**REQUIREMENT**
Give only the number of lines in the data that include the string "اداره".

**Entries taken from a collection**

= = = = = = =

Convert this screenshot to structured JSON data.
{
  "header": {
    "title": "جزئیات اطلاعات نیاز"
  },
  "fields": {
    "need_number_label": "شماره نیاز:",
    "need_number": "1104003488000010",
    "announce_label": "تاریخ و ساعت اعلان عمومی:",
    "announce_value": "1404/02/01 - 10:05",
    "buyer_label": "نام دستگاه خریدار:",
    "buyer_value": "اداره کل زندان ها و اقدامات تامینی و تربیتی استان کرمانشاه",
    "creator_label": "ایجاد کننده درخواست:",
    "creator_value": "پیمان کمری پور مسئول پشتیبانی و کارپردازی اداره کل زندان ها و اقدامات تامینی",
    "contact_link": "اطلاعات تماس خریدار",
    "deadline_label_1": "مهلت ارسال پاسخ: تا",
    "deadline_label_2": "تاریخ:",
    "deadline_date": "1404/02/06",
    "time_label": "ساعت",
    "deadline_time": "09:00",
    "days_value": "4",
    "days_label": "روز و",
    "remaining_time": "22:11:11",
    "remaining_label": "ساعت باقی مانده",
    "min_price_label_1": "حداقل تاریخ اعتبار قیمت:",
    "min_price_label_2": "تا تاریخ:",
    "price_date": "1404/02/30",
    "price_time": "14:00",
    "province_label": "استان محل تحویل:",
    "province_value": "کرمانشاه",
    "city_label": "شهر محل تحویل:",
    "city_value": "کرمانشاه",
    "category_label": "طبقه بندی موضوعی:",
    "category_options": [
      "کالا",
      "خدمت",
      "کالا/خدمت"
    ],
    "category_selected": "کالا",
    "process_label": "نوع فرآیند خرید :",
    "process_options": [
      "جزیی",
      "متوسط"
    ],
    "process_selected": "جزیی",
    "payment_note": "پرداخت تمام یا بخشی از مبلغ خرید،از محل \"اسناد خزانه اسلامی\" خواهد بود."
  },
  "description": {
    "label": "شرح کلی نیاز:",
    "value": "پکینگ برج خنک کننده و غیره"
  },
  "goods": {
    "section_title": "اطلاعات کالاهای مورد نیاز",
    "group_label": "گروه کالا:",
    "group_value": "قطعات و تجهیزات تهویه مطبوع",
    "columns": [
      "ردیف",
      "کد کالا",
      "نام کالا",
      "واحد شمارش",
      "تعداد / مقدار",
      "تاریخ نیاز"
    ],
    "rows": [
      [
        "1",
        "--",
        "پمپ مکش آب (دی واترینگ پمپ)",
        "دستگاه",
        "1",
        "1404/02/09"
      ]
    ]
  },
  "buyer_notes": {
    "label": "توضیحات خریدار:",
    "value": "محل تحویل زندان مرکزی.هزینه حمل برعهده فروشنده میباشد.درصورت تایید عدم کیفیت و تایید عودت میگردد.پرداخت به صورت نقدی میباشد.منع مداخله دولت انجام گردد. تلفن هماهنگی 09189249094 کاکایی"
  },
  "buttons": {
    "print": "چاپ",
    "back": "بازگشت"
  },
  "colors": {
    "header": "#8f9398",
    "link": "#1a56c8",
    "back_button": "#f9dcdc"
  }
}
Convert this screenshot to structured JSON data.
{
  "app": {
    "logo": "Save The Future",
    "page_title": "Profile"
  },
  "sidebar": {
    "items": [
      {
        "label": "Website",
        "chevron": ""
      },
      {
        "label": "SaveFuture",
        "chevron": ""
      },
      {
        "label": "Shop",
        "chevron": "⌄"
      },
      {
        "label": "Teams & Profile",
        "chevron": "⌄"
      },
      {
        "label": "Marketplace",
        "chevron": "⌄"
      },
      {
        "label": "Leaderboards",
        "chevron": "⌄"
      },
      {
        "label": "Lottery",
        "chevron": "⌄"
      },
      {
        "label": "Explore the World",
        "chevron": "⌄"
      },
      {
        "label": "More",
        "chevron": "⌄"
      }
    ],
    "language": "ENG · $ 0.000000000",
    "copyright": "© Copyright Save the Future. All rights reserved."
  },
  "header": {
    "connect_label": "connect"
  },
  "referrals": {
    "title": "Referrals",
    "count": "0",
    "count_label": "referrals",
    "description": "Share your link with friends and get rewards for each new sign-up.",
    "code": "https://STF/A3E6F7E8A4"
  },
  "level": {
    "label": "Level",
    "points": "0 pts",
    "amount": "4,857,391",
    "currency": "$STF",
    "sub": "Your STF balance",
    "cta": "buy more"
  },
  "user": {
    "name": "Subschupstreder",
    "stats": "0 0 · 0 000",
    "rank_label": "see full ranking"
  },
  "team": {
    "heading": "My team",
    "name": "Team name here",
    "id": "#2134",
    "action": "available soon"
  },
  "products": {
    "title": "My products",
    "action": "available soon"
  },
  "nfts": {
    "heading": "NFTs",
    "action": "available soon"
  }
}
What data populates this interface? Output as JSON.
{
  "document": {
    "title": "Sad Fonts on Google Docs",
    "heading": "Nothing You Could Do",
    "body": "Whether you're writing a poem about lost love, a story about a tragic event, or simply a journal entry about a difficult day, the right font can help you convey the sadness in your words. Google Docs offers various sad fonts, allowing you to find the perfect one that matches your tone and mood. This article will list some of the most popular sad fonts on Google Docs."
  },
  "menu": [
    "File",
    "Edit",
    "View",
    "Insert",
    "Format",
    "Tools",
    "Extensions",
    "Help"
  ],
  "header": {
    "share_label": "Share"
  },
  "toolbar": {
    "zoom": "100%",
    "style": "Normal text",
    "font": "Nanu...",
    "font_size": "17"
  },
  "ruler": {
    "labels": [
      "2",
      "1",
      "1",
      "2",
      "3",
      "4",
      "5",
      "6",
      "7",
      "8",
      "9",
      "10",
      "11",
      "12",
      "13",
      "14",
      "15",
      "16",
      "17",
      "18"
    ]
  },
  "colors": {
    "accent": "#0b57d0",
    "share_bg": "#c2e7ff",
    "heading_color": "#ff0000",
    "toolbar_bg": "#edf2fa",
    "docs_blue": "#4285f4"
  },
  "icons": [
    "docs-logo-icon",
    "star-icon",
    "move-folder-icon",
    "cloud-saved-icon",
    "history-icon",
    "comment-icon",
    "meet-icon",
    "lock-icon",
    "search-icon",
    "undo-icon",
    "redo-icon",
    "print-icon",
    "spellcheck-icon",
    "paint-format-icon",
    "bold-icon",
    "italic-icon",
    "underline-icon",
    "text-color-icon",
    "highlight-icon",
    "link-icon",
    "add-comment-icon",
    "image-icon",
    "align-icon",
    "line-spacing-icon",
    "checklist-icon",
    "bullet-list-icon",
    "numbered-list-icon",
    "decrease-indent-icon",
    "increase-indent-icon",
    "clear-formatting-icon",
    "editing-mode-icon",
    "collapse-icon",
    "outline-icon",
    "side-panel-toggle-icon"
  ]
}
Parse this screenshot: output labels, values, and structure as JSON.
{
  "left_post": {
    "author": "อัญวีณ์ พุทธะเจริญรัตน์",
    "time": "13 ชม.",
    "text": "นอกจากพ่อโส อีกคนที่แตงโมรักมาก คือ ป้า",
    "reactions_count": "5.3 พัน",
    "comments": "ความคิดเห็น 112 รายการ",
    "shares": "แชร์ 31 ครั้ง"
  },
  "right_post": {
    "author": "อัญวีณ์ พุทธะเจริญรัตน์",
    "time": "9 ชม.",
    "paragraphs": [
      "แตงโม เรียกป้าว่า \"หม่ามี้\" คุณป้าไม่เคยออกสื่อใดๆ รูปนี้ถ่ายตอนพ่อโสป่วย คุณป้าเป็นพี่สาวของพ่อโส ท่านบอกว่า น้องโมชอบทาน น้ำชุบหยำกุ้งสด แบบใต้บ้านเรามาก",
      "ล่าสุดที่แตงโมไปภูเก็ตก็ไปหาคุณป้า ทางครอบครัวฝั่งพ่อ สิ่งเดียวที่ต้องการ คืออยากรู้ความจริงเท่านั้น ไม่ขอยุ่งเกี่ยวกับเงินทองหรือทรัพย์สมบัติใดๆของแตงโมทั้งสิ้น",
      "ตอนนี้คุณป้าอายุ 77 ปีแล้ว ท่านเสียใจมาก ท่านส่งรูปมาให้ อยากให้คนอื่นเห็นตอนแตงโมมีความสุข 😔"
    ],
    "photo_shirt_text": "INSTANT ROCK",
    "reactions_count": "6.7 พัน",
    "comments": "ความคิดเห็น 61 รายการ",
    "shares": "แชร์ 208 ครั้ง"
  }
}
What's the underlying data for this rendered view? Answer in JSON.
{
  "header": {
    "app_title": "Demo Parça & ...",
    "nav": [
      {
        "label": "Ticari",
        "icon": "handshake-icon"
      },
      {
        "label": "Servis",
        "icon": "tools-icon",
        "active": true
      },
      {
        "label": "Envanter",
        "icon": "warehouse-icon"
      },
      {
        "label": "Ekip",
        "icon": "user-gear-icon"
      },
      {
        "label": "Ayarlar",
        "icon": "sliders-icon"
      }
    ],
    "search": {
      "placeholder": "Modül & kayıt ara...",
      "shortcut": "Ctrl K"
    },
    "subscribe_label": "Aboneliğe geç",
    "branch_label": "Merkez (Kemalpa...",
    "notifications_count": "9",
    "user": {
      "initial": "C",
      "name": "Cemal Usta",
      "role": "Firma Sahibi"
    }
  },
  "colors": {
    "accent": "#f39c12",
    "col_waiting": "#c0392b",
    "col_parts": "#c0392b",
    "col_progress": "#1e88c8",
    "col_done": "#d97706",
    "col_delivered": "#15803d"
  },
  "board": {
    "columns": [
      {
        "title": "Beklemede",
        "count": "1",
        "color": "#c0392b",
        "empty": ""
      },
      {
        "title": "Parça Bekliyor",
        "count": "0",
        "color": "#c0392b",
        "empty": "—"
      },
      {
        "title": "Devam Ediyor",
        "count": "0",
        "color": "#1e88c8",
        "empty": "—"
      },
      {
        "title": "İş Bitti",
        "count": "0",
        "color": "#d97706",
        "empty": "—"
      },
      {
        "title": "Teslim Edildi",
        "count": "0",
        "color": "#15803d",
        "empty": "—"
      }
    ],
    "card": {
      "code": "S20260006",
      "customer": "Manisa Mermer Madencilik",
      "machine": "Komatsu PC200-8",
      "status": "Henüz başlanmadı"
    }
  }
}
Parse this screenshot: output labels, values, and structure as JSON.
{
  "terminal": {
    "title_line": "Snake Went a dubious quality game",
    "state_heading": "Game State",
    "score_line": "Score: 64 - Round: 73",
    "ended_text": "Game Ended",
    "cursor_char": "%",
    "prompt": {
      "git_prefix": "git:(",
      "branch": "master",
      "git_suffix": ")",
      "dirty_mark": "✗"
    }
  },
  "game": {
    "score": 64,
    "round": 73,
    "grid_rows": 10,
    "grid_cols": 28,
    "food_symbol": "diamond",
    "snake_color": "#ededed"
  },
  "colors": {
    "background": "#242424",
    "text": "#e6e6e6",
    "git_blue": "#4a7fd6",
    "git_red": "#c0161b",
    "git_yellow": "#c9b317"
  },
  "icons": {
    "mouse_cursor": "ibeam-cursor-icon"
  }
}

= = = = = = =

**SOLUTION TO THE PROBLEM**
2